> Quoted passage:
◇ ◇ ◇ ◇
Parmenides, as I interpret him, is a strict monist in the sense that he denies that there are any negations or distinctions whatsoever (i.e. one thing’s not being another). Indeed, for Parmenides, such distinctions, such negations, and any multiplicity are unintelligible—they cannot even be thought.

Parmenides’ successors—notably Plato and Aristotle—were haunted by Parmenides’ vision, and they sought to make the world safe for distinctions and multiplicity. Whether they succeeded is another matter. My view is that this move in Parmenides from the PSR to a strong version of monism or a rejection of all distinctions and multiplicity is repeated time and time again in the history of philosophy. Attempts to avoid this result either by limiting the PSR or denying it outright fail.

Della Rocca than presents his own take on monism:

I endorse Parmenideanism in my own voice for reasons stemming from the PSR…. Thus, there are no differentiated substances or beings, actions, knowledges (instances of knowledge), or meanings. There is, one might say, being or substance, but not substances or beings; there is action, but no actions. For me, these terms (“substance”, “action”, “knowledge”, “meaning”) are not count nouns, but are something like mass terms.

The challenge in each of these cases is this: we ordinarily think of actions, etc. as differentiated, as relational, but for me there is no good way to make sense of such differentiation, such relations, and so—in order to save or redeem the concepts of substance, action, knowledge, and meaning—we have to ascend to an undifferentiated, non-relational version of these phenomena, if they are to be saved or redeemed at all.

We take the reality that we were trying to capture in terms of differentiation and, instead, we capture it better by appealing to undifferentiated versions of these phenomena. In this way, my account is deeply skeptical, not in the tame sense of denying that we know that there are instances of these phenomena, but in the sense of denying that we have a coherent conception of these phenomena, at least of these phenomena as involving distinctions.

I think this is the structure of Della Rocca’s argument, even though it’s not how it’s presented in the interview:

1) The Principle of Sufficient Reason is a fundamental, highly plausible principle.

1a) It is so fundamental that it might not be justifiable, but to be consistent, anyone who has ever required a good enough reason to believe something exists or some statement is true should require a good enough reason in every case.

2) Once we accept the PSR, we realize that the explanations we ordinarily accept are insufficient, because we can ask for those explanations themselves to be explained.

4) Among the insufficient explanations are those that attempt to explain how or why two or more things are different (e.g., “you might think these two objects are different because they are in different locations, but in virtue of what are their locations different?”).
◇ ◇ ◇ ◇
> Written request 1: Translate this sentence from the passage on Parmenides and monism into Spanish: "Parmenides’ successors—notably Plato and Aristotle—were haunted by Parmenides’ vision, and they sought to make the world safe for distinctions and multiplicity."
The records have no connection to the text.

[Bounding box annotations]
◇ ◇ ◇ ◇
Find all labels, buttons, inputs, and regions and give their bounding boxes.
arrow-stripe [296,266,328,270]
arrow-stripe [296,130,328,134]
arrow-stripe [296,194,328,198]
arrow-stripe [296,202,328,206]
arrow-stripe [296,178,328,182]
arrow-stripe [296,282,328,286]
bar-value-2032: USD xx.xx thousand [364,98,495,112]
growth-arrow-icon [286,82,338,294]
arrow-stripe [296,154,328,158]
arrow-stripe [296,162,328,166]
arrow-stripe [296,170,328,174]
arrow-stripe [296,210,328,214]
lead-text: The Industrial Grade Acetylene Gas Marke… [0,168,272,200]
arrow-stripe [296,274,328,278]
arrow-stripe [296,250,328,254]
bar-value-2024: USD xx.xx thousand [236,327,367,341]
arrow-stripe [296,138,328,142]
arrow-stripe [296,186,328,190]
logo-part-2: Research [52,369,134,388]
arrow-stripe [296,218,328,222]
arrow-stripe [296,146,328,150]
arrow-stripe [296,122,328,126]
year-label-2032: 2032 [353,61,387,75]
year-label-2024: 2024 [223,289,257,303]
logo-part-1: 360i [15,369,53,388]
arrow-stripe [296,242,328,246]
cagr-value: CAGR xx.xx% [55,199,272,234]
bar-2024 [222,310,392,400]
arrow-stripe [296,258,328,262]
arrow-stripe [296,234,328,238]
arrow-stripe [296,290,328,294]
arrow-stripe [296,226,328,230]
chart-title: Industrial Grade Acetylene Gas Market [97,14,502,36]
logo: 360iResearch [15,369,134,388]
◇ ◇ ◇ ◇
> Written request 2: Return the records unchanged, from their first line up to and including the line that contains "arrow-stripe [296,154,328,158]", and nothing else.

> Exercise answer 1: Los sucesores de Parménides —en particular Platón y Aristóteles— estaban atormentados por la visión de Parménides, y buscaron hacer el mundo seguro para las distinciones y la multiplicidad.

> Exercise answer 2:
Find all labels, buttons, inputs, and regions and give their bounding boxes.
arrow-stripe [296,266,328,270]
arrow-stripe [296,130,328,134]
arrow-stripe [296,194,328,198]
arrow-stripe [296,202,328,206]
arrow-stripe [296,178,328,182]
arrow-stripe [296,282,328,286]
bar-value-2032: USD xx.xx thousand [364,98,495,112]
growth-arrow-icon [286,82,338,294]
arrow-stripe [296,154,328,158]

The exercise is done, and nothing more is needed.